— START Input —

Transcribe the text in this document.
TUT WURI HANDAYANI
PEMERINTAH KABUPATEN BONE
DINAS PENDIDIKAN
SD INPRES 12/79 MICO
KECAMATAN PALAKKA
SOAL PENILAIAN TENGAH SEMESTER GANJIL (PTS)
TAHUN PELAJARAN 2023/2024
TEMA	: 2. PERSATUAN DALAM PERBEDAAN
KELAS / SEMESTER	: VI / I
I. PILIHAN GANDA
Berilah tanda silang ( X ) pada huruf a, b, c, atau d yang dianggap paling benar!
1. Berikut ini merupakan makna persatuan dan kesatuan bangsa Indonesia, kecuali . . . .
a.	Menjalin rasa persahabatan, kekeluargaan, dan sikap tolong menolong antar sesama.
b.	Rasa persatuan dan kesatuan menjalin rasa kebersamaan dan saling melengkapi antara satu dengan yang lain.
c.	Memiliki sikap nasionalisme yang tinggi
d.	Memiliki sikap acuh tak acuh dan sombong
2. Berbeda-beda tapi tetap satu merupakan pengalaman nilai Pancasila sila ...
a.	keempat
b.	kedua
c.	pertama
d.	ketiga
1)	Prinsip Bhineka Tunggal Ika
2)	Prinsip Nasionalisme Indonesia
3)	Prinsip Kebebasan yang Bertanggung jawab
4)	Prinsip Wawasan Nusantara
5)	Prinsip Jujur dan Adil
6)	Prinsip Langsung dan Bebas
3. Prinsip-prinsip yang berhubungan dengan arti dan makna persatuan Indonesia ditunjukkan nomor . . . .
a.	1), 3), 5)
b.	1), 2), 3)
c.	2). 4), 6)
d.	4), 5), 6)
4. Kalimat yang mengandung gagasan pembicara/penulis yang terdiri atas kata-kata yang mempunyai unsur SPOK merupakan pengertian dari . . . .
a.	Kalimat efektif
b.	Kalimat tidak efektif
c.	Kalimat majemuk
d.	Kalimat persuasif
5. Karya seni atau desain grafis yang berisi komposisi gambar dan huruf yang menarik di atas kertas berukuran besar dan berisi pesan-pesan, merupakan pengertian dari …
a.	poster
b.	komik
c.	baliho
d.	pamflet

— END Input —

* Task objective
Extract each entry in full and write it down exactly.

* Written solution
Transcribe the text in this document.
TUT WURI HANDAYANI
PEMERINTAH KABUPATEN BONE
DINAS PENDIDIKAN
SD INPRES 12/79 MICO
KECAMATAN PALAKKA
SOAL PENILAIAN TENGAH SEMESTER GANJIL (PTS)
TAHUN PELAJARAN 2023/2024
TEMA	: 2. PERSATUAN DALAM PERBEDAAN
KELAS / SEMESTER	: VI / I
I. PILIHAN GANDA
Berilah tanda silang ( X ) pada huruf a, b, c, atau d yang dianggap paling benar!
1. Berikut ini merupakan makna persatuan dan kesatuan bangsa Indonesia, kecuali . . . .
a.	Menjalin rasa persahabatan, kekeluargaan, dan sikap tolong menolong antar sesama.
b.	Rasa persatuan dan kesatuan menjalin rasa kebersamaan dan saling melengkapi antara satu dengan yang lain.
c.	Memiliki sikap nasionalisme yang tinggi
d.	Memiliki sikap acuh tak acuh dan sombong
2. Berbeda-beda tapi tetap satu merupakan pengalaman nilai Pancasila sila ...
a.	keempat
b.	kedua
c.	pertama
d.	ketiga
1)	Prinsip Bhineka Tunggal Ika
2)	Prinsip Nasionalisme Indonesia
3)	Prinsip Kebebasan yang Bertanggung jawab
4)	Prinsip Wawasan Nusantara
5)	Prinsip Jujur dan Adil
6)	Prinsip Langsung dan Bebas
3. Prinsip-prinsip yang berhubungan dengan arti dan makna persatuan Indonesia ditunjukkan nomor . . . .
a.	1), 3), 5)
b.	1), 2), 3)
c.	2). 4), 6)
d.	4), 5), 6)
4. Kalimat yang mengandung gagasan pembicara/penulis yang terdiri atas kata-kata yang mempunyai unsur SPOK merupakan pengertian dari . . . .
a.	Kalimat efektif
b.	Kalimat tidak efektif
c.	Kalimat majemuk
d.	Kalimat persuasif
5. Karya seni atau desain grafis yang berisi komposisi gambar dan huruf yang menarik di atas kertas berukuran besar dan berisi pesan-pesan, merupakan pengertian dari …
a.	poster
b.	komik
c.	baliho
d.	pamflet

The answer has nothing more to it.